Aim of the task: Gather from the listing below each line that includes the word "selected", and copy it.

Entries from a dataset:
* Start *

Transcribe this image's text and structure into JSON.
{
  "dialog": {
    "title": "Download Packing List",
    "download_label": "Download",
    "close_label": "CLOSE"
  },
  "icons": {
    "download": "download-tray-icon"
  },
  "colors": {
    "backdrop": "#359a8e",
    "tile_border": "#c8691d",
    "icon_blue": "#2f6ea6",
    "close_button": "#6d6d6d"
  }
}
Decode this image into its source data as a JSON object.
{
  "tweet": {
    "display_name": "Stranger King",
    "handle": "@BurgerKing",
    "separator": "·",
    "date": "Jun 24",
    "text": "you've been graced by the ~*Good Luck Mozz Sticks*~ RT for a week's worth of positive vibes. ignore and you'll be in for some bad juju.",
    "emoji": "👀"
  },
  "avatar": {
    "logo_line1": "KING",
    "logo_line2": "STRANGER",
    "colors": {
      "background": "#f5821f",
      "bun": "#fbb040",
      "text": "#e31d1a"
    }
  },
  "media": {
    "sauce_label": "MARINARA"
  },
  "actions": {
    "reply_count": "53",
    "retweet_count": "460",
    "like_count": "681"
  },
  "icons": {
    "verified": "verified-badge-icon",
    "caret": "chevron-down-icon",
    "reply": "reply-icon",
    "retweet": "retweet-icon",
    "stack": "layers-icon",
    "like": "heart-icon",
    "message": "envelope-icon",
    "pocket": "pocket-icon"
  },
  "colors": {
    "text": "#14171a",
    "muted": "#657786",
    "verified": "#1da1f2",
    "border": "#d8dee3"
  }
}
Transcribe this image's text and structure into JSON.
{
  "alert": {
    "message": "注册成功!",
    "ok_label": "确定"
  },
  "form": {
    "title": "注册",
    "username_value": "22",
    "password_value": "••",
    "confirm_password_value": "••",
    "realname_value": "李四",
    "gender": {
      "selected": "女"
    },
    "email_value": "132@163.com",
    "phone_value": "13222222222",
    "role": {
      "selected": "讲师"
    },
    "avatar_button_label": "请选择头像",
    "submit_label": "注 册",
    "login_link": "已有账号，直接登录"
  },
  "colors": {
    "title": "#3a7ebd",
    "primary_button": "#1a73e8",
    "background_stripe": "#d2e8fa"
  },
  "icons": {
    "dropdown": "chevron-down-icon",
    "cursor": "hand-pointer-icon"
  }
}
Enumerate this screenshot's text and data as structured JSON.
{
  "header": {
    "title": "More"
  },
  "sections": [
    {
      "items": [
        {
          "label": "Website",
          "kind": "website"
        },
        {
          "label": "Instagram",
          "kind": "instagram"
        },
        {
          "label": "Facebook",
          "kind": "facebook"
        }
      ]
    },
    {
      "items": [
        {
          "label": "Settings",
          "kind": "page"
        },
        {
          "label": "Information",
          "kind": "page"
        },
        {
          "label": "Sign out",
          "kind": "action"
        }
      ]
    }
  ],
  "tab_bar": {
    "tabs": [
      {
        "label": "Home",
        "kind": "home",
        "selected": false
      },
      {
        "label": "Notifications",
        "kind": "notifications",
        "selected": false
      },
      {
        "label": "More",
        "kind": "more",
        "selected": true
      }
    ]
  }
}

* End *

Finished exercise:
      "selected": "女"
      "selected": "讲师"
        "selected": false
        "selected": false
        "selected": true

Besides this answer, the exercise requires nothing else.